→ Data listing:
● ● ● ●

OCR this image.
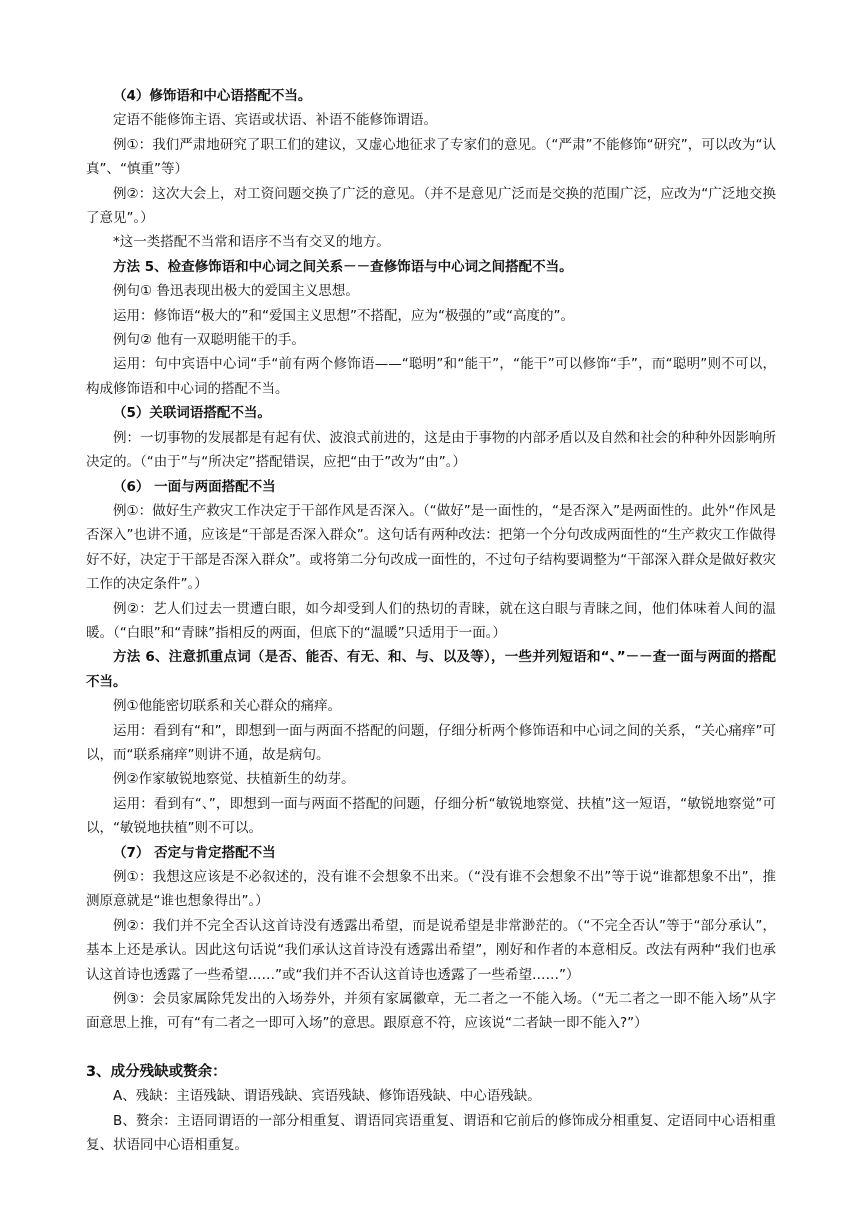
（4）修饰语和中心语搭配不当。

定语不能修饰主语、宾语或状语、补语不能修饰谓语。

例①：我们严肃地研究了职工们的建议，又虚心地征求了专家们的意见。（“严肃”不能修饰“研究”，可以改为“认真”、“慎重”等）

例②：这次大会上，对工资问题交换了广泛的意见。（并不是意见广泛而是交换的范围广泛，应改为“广泛地交换了意见”。）

*这一类搭配不当常和语序不当有交叉的地方。

方法 5、检查修饰语和中心词之间关系－－查修饰语与中心词之间搭配不当。

例句① 鲁迅表现出极大的爱国主义思想。

运用：修饰语“极大的”和“爱国主义思想”不搭配，应为“极强的”或“高度的”。

例句② 他有一双聪明能干的手。

运用：句中宾语中心词“手“前有两个修饰语——“聪明”和“能干”，“能干”可以修饰“手”，而“聪明”则不可以，构成修饰语和中心词的搭配不当。

（5）关联词语搭配不当。

例：一切事物的发展都是有起有伏、波浪式前进的，这是由于事物的内部矛盾以及自然和社会的种种外因影响所决定的。（“由于”与“所决定”搭配错误，应把“由于”改为“由”。）

（6） 一面与两面搭配不当

例①：做好生产救灾工作决定于干部作风是否深入。（“做好”是一面性的，“是否深入”是两面性的。此外“作风是否深入”也讲不通，应该是“干部是否深入群众”。这句话有两种改法：把第一个分句改成两面性的“生产救灾工作做得好不好，决定于干部是否深入群众”。或将第二分句改成一面性的，不过句子结构要调整为“干部深入群众是做好救灾工作的决定条件”。）

例②：艺人们过去一贯遭白眼，如今却受到人们的热切的青睐，就在这白眼与青睐之间，他们体味着人间的温暖。（“白眼”和“青睐”指相反的两面，但底下的“温暖”只适用于一面。）

方法 6、注意抓重点词（是否、能否、有无、和、与、以及等），一些并列短语和“、”－－查一面与两面的搭配不当。

例①他能密切联系和关心群众的痛痒。

运用：看到有“和”，即想到一面与两面不搭配的问题，仔细分析两个修饰语和中心词之间的关系，“关心痛痒”可以，而“联系痛痒”则讲不通，故是病句。

例②作家敏锐地察觉、扶植新生的幼芽。

运用：看到有“、”，即想到一面与两面不搭配的问题，仔细分析“敏锐地察觉、扶植”这一短语，“敏锐地察觉”可以，“敏锐地扶植”则不可以。

（7） 否定与肯定搭配不当

例①：我想这应该是不必叙述的，没有谁不会想象不出来。（“没有谁不会想象不出”等于说“谁都想象不出”，推测原意就是“谁也想象得出”。）

例②：我们并不完全否认这首诗没有透露出希望，而是说希望是非常渺茫的。（“不完全否认”等于“部分承认”，基本上还是承认。因此这句话说“我们承认这首诗没有透露出希望”，刚好和作者的本意相反。改法有两种“我们也承认这首诗也透露了一些希望……”或“我们并不否认这首诗也透露了一些希望……”）

例③：会员家属除凭发出的入场券外，并须有家属徽章，无二者之一不能入场。（“无二者之一即不能入场”从字面意思上推，可有“有二者之一即可入场”的意思。跟原意不符，应该说“二者缺一即不能入?”）

3、成分残缺或赘余：

A、残缺：主语残缺、谓语残缺、宾语残缺、修饰语残缺、中心语残缺。

B、赘余：主语同谓语的一部分相重复、谓语同宾语重复、谓语和它前后的修饰成分相重复、定语同中心语相重复、状语同中心语相重复。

● ● ● ●

→ Aim of the task: Determine how many of the lines above hold the word "则不可以", and output that number by itself.

→ Completed task: 2